## Material provided

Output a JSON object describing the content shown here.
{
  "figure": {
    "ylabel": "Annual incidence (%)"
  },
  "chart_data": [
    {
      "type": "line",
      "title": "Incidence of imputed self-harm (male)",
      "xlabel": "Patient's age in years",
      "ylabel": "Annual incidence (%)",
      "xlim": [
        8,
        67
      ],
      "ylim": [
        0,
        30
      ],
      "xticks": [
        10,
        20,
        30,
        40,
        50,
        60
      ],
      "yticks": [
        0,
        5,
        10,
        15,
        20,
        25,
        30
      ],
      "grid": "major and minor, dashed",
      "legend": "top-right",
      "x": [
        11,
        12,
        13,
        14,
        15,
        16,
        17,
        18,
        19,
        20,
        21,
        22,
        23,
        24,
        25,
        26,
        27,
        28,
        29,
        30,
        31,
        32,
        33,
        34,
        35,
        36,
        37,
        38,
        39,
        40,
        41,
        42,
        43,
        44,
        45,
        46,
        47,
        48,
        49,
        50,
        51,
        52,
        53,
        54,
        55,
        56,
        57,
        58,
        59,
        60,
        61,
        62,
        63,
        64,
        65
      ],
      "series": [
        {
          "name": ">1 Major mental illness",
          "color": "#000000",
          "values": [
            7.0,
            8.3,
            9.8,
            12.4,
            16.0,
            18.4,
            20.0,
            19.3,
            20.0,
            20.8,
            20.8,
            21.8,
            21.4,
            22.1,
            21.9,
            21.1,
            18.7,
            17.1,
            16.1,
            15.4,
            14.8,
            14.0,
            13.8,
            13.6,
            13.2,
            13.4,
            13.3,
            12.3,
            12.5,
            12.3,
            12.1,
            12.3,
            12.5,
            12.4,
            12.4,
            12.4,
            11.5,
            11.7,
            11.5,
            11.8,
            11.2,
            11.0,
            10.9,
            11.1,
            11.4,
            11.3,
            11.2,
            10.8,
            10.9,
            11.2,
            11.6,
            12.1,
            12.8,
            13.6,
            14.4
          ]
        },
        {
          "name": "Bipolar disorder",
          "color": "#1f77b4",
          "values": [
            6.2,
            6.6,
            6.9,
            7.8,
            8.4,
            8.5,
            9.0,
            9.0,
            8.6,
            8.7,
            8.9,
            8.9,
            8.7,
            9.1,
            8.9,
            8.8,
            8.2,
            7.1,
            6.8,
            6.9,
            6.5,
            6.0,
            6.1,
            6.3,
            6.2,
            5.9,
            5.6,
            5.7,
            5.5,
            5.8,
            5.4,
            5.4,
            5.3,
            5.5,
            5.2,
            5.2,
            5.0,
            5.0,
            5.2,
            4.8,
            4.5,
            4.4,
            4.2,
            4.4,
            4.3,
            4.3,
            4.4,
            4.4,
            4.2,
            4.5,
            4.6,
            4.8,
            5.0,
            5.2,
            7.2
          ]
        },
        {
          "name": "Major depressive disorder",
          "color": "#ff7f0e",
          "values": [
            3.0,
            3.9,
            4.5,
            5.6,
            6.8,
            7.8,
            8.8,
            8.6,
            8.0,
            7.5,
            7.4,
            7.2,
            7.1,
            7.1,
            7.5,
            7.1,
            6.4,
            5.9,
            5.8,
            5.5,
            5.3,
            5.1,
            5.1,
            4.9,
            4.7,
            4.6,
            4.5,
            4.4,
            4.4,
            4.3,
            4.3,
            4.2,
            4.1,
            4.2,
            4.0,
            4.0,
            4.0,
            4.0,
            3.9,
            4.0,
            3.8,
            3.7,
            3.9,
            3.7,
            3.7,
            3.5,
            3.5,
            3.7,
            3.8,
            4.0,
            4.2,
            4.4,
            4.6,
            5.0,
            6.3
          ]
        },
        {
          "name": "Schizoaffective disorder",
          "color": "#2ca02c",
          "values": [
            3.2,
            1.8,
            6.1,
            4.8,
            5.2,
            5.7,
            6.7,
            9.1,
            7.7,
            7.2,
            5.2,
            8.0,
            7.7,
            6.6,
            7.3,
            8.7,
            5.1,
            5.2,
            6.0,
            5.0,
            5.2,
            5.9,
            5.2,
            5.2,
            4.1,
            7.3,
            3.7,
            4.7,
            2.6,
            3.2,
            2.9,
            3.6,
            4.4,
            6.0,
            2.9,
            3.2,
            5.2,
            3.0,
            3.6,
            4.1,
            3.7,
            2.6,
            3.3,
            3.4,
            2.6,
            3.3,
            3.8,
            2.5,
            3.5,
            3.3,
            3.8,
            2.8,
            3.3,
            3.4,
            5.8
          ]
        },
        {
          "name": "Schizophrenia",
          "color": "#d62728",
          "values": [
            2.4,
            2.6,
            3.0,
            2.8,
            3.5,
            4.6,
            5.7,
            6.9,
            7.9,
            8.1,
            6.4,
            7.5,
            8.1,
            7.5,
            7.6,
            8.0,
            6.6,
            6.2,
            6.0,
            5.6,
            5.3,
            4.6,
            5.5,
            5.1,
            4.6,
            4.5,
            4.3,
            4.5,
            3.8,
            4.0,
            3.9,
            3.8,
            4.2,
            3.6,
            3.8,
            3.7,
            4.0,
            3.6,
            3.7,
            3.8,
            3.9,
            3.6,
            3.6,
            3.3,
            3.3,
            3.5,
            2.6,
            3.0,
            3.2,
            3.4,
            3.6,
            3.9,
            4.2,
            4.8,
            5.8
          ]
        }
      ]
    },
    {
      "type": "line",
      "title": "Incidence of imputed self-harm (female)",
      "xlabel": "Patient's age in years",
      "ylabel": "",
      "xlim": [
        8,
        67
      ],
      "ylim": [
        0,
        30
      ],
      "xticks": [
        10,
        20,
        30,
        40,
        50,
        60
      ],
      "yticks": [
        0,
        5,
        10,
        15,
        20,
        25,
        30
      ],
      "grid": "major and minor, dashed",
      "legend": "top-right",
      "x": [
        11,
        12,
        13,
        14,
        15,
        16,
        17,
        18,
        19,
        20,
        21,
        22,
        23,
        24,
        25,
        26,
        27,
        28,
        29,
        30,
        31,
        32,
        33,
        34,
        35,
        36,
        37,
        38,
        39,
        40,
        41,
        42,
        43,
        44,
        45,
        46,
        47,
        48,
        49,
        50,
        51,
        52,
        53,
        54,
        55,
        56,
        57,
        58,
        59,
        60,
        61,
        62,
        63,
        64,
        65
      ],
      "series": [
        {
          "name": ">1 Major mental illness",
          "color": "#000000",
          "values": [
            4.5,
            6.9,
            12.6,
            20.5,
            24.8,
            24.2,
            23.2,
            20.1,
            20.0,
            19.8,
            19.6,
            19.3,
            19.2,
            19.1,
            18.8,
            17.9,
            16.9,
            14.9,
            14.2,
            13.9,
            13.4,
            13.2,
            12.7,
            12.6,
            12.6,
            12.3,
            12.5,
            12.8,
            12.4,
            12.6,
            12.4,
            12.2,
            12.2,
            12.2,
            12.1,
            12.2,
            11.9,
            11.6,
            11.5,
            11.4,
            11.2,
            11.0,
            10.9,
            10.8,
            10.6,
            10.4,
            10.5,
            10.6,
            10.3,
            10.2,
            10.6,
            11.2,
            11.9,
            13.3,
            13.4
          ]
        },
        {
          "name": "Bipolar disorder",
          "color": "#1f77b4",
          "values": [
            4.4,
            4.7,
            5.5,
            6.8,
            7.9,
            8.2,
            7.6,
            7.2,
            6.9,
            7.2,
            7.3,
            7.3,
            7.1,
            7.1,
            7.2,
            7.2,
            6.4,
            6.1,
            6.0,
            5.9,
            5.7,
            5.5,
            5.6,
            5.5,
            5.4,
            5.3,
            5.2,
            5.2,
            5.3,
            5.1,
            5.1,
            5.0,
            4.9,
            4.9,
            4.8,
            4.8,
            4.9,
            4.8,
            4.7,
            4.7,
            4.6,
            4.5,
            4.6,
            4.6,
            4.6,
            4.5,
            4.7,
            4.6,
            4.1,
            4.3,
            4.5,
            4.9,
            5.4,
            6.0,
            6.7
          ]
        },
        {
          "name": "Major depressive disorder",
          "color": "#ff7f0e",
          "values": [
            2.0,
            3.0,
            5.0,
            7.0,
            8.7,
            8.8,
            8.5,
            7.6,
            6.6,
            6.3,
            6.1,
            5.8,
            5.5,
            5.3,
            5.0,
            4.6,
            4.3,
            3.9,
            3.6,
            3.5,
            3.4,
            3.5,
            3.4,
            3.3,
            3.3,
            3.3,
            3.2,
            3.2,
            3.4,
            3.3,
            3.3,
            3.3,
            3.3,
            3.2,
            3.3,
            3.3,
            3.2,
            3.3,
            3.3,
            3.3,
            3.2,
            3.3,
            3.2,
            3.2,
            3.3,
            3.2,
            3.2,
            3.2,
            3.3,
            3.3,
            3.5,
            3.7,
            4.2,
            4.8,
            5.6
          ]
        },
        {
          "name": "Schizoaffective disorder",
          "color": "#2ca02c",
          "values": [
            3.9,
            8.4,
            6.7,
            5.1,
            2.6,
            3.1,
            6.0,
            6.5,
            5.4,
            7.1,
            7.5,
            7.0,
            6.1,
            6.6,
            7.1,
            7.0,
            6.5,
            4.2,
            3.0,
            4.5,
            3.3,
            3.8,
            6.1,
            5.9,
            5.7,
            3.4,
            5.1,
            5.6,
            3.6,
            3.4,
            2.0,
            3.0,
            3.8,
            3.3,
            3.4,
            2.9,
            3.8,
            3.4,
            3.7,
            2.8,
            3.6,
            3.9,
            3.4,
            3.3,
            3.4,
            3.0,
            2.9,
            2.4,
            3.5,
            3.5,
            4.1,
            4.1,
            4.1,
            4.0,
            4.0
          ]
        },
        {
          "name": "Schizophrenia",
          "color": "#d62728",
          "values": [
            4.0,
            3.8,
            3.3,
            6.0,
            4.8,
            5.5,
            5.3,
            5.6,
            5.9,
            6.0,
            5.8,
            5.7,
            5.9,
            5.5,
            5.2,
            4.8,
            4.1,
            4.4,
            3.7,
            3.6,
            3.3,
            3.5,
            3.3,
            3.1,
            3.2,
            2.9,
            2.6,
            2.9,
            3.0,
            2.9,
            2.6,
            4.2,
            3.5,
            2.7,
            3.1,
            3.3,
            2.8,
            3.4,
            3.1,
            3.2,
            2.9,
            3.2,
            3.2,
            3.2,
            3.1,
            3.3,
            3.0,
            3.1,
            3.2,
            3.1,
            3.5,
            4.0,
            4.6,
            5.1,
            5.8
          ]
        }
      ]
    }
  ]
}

## Goal of the exercise
Collect every line with the string "imputed" from the records, and copy each.

## Solution to the exercise
      "title": "Incidence of imputed self-harm (male)",
      "title": "Incidence of imputed self-harm (female)",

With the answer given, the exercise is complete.